- [Exercise task] Scan the data below and pick out the lines containing the word "this".

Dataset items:
================================

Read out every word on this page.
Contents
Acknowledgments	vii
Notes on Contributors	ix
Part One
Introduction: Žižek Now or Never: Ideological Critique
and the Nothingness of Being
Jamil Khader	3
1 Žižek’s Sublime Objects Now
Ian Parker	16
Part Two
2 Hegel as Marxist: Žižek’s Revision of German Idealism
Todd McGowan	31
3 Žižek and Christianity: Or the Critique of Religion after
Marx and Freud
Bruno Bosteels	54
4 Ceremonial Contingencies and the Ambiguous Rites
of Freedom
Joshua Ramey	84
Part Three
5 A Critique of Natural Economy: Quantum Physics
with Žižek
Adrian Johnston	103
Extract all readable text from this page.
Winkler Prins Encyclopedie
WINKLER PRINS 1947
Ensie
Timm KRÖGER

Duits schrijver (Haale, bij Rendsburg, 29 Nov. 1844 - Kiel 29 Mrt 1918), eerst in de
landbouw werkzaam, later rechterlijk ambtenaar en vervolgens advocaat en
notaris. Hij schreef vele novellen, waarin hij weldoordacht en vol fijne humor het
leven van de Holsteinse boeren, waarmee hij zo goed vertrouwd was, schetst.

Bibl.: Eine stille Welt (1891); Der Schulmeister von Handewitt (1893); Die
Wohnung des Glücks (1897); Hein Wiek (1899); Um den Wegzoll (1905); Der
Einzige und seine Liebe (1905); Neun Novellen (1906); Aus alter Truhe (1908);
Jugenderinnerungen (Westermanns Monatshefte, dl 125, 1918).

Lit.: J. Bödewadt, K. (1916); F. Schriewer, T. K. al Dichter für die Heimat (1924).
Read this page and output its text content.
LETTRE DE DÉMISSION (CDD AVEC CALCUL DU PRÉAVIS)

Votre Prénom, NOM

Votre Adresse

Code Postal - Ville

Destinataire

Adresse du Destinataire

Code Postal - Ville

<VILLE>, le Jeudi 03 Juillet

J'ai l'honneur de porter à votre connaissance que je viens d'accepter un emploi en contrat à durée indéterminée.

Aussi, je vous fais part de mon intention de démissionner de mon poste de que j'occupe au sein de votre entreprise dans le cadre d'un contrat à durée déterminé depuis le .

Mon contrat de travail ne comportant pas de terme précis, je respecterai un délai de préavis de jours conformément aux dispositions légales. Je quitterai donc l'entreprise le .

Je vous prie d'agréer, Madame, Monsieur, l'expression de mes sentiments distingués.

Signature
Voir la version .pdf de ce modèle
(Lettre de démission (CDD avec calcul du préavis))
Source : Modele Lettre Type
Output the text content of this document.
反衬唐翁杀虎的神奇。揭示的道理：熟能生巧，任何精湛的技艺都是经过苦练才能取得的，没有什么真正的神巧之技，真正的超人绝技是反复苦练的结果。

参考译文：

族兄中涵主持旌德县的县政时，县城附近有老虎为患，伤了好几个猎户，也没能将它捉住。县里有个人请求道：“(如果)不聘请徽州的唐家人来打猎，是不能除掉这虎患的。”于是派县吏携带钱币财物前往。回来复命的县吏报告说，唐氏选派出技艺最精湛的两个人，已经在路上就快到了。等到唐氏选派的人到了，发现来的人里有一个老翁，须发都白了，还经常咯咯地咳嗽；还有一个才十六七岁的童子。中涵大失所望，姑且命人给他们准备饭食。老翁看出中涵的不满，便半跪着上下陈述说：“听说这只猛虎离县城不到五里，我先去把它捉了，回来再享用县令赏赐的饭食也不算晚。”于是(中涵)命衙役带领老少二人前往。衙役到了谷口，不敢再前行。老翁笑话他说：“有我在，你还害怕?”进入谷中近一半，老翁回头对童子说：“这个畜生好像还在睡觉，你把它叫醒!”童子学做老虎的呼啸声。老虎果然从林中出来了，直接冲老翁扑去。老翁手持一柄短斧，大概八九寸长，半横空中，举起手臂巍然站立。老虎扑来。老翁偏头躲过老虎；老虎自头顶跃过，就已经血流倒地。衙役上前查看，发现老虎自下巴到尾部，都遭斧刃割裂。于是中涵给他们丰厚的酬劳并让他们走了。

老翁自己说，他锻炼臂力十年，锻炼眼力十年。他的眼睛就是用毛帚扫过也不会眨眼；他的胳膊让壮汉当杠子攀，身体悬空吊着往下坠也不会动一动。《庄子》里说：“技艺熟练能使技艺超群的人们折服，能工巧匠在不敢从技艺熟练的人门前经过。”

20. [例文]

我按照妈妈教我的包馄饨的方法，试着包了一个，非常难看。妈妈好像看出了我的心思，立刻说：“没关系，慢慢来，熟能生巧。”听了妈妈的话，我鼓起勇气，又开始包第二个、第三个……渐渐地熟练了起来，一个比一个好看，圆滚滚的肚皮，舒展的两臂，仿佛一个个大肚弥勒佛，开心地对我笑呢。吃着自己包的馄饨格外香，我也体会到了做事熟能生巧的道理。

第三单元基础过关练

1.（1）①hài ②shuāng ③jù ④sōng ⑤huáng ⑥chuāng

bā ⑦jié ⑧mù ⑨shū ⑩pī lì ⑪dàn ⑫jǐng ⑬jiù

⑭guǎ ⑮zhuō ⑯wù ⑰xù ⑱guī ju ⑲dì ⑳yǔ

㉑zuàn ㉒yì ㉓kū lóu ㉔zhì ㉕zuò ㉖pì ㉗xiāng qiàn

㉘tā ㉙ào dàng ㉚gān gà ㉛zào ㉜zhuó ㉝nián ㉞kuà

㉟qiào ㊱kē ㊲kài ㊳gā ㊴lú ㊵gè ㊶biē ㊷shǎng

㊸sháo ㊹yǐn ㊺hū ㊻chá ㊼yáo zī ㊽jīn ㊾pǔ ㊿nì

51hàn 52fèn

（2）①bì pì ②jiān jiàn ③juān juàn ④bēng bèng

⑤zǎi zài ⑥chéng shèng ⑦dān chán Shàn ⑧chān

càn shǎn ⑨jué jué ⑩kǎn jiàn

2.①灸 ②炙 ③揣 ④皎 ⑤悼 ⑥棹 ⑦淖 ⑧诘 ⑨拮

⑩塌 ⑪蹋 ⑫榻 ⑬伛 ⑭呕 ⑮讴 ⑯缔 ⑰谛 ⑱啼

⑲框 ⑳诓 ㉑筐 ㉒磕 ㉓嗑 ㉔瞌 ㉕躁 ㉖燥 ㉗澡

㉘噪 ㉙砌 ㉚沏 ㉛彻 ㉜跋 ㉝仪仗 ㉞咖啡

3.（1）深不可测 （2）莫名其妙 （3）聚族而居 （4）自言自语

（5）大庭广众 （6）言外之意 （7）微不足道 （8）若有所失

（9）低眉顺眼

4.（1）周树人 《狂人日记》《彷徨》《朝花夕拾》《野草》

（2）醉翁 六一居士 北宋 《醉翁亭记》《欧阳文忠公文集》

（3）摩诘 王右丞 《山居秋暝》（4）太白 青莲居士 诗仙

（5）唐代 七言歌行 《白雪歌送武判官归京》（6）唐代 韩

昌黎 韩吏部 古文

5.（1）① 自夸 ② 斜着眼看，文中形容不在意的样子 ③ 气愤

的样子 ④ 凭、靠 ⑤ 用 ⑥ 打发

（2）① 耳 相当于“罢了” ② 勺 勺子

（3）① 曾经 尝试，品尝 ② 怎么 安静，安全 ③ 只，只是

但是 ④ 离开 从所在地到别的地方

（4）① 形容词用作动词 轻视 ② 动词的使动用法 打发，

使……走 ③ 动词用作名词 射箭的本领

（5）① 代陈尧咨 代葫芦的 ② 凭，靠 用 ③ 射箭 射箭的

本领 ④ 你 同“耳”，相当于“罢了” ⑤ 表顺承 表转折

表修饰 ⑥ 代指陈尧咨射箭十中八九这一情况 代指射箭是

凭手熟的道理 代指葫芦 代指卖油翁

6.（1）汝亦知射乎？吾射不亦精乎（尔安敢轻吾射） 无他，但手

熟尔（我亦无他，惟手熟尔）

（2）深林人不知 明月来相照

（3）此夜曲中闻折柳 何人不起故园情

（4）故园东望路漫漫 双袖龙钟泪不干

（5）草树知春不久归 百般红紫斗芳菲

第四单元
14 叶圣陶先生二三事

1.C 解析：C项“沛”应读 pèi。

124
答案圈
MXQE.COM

================================

- [Finished task]
Read out every word on this page.
Extract all readable text from this page.
Read this page and output its text content.
Output the text content of this document.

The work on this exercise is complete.